EXERCISE REQUIREMENTS => Identify and copy all lines of the material where the string "that" is found.

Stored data
· · · ·
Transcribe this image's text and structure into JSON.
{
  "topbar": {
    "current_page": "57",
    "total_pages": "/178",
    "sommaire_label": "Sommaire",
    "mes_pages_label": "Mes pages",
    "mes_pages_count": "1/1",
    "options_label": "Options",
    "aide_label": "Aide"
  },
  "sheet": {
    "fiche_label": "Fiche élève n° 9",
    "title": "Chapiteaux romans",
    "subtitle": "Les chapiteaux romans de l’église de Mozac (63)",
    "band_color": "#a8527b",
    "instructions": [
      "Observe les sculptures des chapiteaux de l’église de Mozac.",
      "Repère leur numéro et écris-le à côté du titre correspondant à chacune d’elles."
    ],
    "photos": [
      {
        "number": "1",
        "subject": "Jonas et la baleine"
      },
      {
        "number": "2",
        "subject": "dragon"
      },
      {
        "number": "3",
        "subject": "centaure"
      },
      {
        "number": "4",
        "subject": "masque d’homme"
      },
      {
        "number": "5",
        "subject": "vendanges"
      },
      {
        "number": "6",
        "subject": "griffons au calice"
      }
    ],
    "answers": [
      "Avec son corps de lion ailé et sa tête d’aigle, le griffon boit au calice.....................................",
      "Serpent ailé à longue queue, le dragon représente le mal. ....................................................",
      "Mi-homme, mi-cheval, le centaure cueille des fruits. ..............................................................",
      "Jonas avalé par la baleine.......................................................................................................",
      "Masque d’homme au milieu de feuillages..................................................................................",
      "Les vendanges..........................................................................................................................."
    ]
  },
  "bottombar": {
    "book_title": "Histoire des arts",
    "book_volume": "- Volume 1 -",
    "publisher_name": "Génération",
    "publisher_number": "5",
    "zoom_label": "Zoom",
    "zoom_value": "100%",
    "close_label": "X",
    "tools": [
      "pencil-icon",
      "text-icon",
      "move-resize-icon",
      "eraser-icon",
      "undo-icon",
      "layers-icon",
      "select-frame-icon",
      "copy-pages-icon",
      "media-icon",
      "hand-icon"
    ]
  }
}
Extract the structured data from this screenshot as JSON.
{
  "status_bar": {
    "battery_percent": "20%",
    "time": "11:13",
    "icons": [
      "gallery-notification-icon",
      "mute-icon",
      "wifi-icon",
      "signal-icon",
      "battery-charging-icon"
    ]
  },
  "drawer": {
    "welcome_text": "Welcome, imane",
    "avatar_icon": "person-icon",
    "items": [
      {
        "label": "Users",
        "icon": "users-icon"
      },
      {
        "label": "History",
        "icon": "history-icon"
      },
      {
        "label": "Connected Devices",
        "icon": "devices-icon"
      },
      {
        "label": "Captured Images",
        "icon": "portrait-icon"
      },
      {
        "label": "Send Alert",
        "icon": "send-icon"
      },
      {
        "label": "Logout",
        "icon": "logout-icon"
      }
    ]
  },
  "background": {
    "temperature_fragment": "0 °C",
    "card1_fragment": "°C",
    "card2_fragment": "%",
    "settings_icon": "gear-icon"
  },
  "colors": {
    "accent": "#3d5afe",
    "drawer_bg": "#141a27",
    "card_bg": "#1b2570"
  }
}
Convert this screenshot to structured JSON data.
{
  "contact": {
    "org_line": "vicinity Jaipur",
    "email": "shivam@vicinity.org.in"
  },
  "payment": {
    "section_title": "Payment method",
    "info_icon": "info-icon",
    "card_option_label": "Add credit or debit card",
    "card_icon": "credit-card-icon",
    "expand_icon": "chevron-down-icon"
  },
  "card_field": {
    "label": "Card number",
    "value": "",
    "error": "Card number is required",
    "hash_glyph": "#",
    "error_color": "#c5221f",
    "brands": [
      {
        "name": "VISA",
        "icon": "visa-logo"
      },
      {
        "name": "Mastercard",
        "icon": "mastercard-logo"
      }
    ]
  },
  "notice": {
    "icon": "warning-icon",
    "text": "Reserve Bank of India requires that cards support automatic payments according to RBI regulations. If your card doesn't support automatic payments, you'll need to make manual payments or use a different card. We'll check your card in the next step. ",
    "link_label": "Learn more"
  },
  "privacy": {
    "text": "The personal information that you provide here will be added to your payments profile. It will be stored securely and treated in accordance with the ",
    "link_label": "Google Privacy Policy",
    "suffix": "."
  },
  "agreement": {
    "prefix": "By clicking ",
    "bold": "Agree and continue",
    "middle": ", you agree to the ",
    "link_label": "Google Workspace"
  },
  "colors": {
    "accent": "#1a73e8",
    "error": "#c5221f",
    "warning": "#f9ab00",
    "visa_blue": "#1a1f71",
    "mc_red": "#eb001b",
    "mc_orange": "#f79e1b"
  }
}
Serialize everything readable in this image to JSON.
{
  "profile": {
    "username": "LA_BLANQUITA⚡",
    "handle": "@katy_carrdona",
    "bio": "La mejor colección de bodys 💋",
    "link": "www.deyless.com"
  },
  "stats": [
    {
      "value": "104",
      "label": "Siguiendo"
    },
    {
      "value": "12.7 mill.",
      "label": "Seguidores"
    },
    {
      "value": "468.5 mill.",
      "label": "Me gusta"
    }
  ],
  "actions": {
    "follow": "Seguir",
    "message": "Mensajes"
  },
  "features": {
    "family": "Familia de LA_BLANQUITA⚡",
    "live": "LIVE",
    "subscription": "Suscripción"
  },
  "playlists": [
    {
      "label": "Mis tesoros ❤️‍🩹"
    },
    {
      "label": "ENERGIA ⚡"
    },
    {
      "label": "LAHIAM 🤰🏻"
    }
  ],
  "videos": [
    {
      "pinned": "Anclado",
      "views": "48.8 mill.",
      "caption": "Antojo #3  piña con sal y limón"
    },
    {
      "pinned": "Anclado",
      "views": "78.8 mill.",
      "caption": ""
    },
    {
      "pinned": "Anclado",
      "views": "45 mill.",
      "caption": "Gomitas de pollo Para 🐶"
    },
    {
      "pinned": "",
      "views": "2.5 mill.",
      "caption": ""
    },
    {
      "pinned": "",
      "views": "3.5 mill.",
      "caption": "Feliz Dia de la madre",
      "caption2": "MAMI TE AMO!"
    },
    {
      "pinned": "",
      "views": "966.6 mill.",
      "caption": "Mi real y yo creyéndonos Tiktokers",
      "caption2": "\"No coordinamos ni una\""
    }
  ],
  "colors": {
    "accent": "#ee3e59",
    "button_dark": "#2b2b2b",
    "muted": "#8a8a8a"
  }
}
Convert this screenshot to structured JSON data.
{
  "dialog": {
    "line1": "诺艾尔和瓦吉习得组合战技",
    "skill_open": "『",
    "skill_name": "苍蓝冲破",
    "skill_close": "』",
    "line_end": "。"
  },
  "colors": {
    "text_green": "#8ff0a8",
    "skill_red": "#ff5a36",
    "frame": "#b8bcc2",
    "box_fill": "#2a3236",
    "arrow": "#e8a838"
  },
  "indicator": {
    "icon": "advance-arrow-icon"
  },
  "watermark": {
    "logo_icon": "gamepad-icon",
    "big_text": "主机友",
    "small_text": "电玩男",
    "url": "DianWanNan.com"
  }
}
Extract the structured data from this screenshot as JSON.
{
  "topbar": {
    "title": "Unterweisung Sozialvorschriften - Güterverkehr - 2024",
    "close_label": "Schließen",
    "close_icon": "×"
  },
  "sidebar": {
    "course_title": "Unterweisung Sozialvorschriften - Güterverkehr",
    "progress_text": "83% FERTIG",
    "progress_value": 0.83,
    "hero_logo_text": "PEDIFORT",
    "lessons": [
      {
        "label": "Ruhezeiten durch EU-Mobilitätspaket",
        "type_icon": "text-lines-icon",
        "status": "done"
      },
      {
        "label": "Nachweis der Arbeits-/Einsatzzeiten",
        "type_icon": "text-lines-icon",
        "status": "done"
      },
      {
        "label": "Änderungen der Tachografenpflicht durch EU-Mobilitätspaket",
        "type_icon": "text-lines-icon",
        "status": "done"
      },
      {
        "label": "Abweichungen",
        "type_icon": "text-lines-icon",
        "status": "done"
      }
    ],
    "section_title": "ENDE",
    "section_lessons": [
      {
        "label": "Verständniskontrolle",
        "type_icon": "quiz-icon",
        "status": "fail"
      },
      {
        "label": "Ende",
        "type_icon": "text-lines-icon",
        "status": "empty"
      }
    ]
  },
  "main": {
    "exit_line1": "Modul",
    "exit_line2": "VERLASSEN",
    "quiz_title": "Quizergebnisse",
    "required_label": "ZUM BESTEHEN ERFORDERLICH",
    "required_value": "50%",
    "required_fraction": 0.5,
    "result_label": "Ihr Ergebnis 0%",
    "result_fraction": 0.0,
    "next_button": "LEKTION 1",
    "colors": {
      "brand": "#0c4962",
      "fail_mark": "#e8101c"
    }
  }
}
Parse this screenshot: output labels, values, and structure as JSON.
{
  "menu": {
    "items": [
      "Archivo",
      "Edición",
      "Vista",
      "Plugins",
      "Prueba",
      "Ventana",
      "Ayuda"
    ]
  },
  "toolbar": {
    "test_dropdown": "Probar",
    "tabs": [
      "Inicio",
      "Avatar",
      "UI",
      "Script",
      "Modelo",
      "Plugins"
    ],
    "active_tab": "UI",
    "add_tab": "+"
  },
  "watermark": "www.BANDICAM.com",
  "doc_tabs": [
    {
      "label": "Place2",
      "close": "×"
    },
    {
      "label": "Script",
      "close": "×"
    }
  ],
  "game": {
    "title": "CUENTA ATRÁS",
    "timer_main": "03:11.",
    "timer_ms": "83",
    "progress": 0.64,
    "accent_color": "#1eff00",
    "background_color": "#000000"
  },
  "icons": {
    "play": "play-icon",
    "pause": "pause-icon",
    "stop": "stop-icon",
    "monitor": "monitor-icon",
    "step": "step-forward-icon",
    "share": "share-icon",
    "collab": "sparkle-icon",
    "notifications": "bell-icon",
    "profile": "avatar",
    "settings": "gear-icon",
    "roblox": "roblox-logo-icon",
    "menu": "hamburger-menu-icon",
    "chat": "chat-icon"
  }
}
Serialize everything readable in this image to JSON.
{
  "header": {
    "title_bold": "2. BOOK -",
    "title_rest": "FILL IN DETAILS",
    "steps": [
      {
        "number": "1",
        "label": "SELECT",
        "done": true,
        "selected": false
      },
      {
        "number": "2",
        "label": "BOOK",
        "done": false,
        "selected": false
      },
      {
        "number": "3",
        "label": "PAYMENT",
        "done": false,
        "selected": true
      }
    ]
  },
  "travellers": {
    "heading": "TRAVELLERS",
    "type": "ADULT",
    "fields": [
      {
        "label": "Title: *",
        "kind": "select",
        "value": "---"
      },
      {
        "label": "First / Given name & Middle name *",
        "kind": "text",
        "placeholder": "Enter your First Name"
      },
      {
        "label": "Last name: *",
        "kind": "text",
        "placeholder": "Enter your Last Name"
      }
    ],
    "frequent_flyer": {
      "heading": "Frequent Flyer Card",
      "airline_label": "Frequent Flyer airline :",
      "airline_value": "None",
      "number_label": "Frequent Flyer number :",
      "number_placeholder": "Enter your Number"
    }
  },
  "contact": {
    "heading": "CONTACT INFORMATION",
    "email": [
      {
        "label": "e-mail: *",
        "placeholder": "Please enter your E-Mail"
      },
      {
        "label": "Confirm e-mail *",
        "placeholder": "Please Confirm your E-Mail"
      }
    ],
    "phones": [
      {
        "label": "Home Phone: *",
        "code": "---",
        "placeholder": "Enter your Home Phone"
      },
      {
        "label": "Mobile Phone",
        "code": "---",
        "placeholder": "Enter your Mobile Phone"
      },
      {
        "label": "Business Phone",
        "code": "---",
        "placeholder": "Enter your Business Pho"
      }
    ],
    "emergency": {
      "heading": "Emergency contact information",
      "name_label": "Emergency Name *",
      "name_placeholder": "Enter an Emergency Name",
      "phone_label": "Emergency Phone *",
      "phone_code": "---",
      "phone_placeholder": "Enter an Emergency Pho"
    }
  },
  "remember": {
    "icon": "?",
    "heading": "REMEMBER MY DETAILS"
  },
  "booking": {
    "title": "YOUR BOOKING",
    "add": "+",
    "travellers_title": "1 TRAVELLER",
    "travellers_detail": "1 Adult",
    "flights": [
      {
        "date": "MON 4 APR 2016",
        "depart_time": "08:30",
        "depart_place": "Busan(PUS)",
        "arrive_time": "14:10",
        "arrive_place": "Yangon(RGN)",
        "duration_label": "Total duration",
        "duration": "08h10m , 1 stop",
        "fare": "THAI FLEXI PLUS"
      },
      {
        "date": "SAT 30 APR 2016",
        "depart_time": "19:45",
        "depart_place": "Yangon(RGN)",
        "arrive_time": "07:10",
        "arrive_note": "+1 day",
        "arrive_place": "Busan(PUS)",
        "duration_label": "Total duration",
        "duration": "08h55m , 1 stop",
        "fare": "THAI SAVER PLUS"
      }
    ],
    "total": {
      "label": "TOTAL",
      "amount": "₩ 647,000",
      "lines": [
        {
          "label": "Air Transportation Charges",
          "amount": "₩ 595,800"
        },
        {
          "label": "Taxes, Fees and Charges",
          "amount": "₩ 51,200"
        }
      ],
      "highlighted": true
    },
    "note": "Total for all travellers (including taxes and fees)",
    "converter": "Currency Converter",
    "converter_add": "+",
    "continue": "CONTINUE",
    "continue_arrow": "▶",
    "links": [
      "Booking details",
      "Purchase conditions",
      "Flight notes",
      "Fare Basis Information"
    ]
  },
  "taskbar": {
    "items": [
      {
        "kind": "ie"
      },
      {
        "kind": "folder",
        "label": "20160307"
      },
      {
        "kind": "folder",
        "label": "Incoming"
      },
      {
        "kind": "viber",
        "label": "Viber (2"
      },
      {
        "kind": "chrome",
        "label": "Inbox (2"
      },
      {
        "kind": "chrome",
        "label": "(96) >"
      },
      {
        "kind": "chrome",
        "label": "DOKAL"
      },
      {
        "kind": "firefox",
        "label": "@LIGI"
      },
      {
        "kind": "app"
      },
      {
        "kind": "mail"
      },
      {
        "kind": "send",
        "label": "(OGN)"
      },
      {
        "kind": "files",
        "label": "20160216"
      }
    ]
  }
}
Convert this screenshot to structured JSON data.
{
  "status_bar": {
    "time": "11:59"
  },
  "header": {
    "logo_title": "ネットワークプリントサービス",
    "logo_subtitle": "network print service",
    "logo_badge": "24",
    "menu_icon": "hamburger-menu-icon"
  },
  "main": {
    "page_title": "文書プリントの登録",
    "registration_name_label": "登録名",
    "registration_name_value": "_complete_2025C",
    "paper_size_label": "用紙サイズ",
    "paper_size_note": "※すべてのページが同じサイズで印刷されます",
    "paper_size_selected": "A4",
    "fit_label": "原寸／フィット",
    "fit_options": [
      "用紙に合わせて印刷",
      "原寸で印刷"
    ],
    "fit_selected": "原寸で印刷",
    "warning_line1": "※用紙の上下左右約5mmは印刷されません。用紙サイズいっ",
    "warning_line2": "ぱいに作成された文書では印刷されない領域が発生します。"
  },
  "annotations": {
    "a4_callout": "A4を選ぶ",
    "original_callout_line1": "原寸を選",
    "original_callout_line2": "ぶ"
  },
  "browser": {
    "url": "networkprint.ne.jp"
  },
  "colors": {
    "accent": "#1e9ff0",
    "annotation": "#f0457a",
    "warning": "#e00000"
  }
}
· · · ·
REPLY TO THE TASK =>
    "text": "Reserve Bank of India requires that cards support automatic payments according to RBI regulations. If your card doesn't support automatic payments, you'll need to make manual payments or use a different card. We'll check your card in the next step. ",
    "text": "The personal information that you provide here will be added to your payments profile. It will be stored securely and treated in accordance with the ",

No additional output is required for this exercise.